### Exercise objective
Repeat the listing in full, exactly as it stands.

### Items
____

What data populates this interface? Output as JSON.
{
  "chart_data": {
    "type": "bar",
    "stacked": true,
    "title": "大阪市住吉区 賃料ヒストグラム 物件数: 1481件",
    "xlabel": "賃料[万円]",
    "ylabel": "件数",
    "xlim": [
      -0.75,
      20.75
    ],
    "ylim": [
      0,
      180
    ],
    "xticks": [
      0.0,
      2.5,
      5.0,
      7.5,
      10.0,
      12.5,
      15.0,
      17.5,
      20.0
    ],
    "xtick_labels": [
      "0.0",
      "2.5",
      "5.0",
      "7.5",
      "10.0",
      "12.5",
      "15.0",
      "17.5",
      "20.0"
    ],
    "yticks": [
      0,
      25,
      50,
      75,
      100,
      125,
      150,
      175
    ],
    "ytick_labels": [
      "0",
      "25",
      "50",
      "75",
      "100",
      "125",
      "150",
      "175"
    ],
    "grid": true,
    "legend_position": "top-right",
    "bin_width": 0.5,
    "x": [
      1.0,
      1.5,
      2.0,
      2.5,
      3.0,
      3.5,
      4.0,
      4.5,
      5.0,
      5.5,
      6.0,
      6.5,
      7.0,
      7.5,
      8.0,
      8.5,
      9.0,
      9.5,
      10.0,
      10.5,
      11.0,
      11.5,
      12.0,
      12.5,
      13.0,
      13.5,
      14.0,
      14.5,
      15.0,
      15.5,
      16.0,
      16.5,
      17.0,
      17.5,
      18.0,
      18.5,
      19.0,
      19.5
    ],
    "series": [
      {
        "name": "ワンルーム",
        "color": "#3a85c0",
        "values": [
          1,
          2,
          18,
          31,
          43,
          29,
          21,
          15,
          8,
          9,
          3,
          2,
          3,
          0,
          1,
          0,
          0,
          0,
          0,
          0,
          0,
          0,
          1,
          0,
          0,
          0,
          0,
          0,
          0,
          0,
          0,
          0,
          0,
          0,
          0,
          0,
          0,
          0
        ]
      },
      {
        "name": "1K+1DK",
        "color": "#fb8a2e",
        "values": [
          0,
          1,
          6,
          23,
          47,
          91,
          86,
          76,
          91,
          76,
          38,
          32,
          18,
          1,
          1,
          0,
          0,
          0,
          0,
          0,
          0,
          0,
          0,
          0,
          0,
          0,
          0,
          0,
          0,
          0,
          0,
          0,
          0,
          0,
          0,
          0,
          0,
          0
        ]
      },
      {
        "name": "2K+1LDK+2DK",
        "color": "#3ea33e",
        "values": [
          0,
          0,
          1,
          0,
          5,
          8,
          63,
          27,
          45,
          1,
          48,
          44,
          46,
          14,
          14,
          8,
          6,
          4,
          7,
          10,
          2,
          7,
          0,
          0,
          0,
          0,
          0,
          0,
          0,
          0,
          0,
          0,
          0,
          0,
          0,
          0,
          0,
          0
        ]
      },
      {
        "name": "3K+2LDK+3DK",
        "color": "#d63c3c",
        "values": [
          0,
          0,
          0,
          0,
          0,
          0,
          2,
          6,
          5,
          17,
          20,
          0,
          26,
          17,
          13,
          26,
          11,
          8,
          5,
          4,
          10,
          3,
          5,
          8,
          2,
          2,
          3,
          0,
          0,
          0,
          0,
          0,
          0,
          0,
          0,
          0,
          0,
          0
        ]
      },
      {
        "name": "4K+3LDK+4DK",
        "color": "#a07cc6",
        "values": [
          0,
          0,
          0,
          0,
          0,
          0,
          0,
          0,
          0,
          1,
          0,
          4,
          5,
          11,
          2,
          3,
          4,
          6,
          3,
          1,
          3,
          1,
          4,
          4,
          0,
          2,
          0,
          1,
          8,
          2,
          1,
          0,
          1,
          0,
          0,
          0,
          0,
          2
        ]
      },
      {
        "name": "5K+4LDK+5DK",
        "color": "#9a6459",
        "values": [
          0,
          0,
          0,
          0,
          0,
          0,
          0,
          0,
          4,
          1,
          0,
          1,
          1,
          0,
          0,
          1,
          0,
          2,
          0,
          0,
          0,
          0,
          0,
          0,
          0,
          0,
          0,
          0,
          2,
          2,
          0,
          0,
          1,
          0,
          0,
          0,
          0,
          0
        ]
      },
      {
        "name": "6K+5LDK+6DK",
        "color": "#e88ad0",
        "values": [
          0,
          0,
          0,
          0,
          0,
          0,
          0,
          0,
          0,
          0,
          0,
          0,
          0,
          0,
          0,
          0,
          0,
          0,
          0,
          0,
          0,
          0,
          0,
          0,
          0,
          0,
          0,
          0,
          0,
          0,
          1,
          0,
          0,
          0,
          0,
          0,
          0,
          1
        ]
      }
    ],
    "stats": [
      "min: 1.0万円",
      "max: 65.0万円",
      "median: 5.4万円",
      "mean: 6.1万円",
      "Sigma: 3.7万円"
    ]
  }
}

____

### Response for this exercise
What data populates this interface? Output as JSON.
{
  "chart_data": {
    "type": "bar",
    "stacked": true,
    "title": "大阪市住吉区 賃料ヒストグラム 物件数: 1481件",
    "xlabel": "賃料[万円]",
    "ylabel": "件数",
    "xlim": [
      -0.75,
      20.75
    ],
    "ylim": [
      0,
      180
    ],
    "xticks": [
      0.0,
      2.5,
      5.0,
      7.5,
      10.0,
      12.5,
      15.0,
      17.5,
      20.0
    ],
    "xtick_labels": [
      "0.0",
      "2.5",
      "5.0",
      "7.5",
      "10.0",
      "12.5",
      "15.0",
      "17.5",
      "20.0"
    ],
    "yticks": [
      0,
      25,
      50,
      75,
      100,
      125,
      150,
      175
    ],
    "ytick_labels": [
      "0",
      "25",
      "50",
      "75",
      "100",
      "125",
      "150",
      "175"
    ],
    "grid": true,
    "legend_position": "top-right",
    "bin_width": 0.5,
    "x": [
      1.0,
      1.5,
      2.0,
      2.5,
      3.0,
      3.5,
      4.0,
      4.5,
      5.0,
      5.5,
      6.0,
      6.5,
      7.0,
      7.5,
      8.0,
      8.5,
      9.0,
      9.5,
      10.0,
      10.5,
      11.0,
      11.5,
      12.0,
      12.5,
      13.0,
      13.5,
      14.0,
      14.5,
      15.0,
      15.5,
      16.0,
      16.5,
      17.0,
      17.5,
      18.0,
      18.5,
      19.0,
      19.5
    ],
    "series": [
      {
        "name": "ワンルーム",
        "color": "#3a85c0",
        "values": [
          1,
          2,
          18,
          31,
          43,
          29,
          21,
          15,
          8,
          9,
          3,
          2,
          3,
          0,
          1,
          0,
          0,
          0,
          0,
          0,
          0,
          0,
          1,
          0,
          0,
          0,
          0,
          0,
          0,
          0,
          0,
          0,
          0,
          0,
          0,
          0,
          0,
          0
        ]
      },
      {
        "name": "1K+1DK",
        "color": "#fb8a2e",
        "values": [
          0,
          1,
          6,
          23,
          47,
          91,
          86,
          76,
          91,
          76,
          38,
          32,
          18,
          1,
          1,
          0,
          0,
          0,
          0,
          0,
          0,
          0,
          0,
          0,
          0,
          0,
          0,
          0,
          0,
          0,
          0,
          0,
          0,
          0,
          0,
          0,
          0,
          0
        ]
      },
      {
        "name": "2K+1LDK+2DK",
        "color": "#3ea33e",
        "values": [
          0,
          0,
          1,
          0,
          5,
          8,
          63,
          27,
          45,
          1,
          48,
          44,
          46,
          14,
          14,
          8,
          6,
          4,
          7,
          10,
          2,
          7,
          0,
          0,
          0,
          0,
          0,
          0,
          0,
          0,
          0,
          0,
          0,
          0,
          0,
          0,
          0,
          0
        ]
      },
      {
        "name": "3K+2LDK+3DK",
        "color": "#d63c3c",
        "values": [
          0,
          0,
          0,
          0,
          0,
          0,
          2,
          6,
          5,
          17,
          20,
          0,
          26,
          17,
          13,
          26,
          11,
          8,
          5,
          4,
          10,
          3,
          5,
          8,
          2,
          2,
          3,
          0,
          0,
          0,
          0,
          0,
          0,
          0,
          0,
          0,
          0,
          0
        ]
      },
      {
        "name": "4K+3LDK+4DK",
        "color": "#a07cc6",
        "values": [
          0,
          0,
          0,
          0,
          0,
          0,
          0,
          0,
          0,
          1,
          0,
          4,
          5,
          11,
          2,
          3,
          4,
          6,
          3,
          1,
          3,
          1,
          4,
          4,
          0,
          2,
          0,
          1,
          8,
          2,
          1,
          0,
          1,
          0,
          0,
          0,
          0,
          2
        ]
      },
      {
        "name": "5K+4LDK+5DK",
        "color": "#9a6459",
        "values": [
          0,
          0,
          0,
          0,
          0,
          0,
          0,
          0,
          4,
          1,
          0,
          1,
          1,
          0,
          0,
          1,
          0,
          2,
          0,
          0,
          0,
          0,
          0,
          0,
          0,
          0,
          0,
          0,
          2,
          2,
          0,
          0,
          1,
          0,
          0,
          0,
          0,
          0
        ]
      },
      {
        "name": "6K+5LDK+6DK",
        "color": "#e88ad0",
        "values": [
          0,
          0,
          0,
          0,
          0,
          0,
          0,
          0,
          0,
          0,
          0,
          0,
          0,
          0,
          0,
          0,
          0,
          0,
          0,
          0,
          0,
          0,
          0,
          0,
          0,
          0,
          0,
          0,
          0,
          0,
          1,
          0,
          0,
          0,
          0,
          0,
          0,
          1
        ]
      }
    ],
    "stats": [
      "min: 1.0万円",
      "max: 65.0万円",
      "median: 5.4万円",
      "mean: 6.1万円",
      "Sigma: 3.7万円"
    ]
  }
}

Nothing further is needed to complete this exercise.